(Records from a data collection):

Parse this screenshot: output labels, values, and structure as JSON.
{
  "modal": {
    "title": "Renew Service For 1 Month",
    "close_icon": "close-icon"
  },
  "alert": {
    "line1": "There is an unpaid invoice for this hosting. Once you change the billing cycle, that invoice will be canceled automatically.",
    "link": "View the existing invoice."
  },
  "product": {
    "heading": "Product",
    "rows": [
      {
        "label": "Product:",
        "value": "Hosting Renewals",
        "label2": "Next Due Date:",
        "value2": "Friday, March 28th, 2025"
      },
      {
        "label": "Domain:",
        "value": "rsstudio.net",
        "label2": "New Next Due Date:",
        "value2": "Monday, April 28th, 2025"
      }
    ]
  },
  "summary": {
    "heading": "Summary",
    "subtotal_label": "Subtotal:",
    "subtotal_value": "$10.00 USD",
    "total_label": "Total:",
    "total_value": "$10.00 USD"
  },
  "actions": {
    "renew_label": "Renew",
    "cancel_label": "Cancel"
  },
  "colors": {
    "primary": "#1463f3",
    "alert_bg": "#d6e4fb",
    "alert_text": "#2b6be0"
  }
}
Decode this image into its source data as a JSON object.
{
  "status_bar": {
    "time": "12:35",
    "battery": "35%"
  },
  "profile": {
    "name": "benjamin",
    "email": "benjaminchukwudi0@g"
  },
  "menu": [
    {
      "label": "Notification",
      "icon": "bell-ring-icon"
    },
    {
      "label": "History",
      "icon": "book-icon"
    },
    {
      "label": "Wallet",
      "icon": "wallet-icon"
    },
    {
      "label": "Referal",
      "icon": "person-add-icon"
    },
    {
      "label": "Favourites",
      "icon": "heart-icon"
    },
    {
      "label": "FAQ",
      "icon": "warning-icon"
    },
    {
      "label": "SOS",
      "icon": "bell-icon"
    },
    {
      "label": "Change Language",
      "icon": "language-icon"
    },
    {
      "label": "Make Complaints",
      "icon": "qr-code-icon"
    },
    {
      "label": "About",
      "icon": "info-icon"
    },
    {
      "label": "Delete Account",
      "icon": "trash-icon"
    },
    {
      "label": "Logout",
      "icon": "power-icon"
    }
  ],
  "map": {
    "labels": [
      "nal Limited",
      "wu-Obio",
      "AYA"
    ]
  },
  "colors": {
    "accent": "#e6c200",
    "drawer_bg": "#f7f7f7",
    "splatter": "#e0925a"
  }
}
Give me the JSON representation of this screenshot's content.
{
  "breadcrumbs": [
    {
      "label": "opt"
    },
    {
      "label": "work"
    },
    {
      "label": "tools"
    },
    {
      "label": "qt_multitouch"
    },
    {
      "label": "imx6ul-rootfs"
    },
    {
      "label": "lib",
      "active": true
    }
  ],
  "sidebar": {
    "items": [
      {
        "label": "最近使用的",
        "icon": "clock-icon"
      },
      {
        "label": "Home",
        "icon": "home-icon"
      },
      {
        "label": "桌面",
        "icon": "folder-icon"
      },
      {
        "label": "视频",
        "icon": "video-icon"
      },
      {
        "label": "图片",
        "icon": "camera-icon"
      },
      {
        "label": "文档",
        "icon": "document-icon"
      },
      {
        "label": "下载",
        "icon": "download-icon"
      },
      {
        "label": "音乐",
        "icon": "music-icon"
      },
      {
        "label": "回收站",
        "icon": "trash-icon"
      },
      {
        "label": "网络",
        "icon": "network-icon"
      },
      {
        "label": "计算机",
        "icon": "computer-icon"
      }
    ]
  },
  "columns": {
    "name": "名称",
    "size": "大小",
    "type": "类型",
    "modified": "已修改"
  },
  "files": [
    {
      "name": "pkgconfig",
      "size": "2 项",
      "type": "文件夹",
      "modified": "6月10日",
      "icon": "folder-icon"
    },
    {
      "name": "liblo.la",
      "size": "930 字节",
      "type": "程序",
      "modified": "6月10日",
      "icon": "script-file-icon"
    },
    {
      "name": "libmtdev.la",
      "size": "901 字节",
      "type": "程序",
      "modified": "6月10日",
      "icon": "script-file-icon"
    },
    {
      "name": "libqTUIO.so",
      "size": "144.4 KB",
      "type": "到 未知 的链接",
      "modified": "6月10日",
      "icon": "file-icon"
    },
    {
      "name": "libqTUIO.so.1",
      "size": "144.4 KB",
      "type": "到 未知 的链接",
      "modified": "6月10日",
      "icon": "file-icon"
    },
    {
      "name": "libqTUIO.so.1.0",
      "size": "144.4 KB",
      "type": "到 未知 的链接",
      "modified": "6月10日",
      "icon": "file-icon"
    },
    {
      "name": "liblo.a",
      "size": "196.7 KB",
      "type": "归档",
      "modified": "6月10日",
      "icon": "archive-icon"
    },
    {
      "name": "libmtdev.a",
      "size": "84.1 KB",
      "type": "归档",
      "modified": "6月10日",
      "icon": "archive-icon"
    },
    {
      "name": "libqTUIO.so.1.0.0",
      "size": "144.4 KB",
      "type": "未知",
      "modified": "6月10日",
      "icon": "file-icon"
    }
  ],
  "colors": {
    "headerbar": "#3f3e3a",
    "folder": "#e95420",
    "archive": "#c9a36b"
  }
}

(What you have to do): Search the data for "size". Copy every line that has it.

(Response):
    "size": "大小",
      "size": "2 项",
      "size": "930 字节",
      "size": "901 字节",
      "size": "144.4 KB",
      "size": "144.4 KB",
      "size": "144.4 KB",
      "size": "196.7 KB",
      "size": "84.1 KB",
      "size": "144.4 KB",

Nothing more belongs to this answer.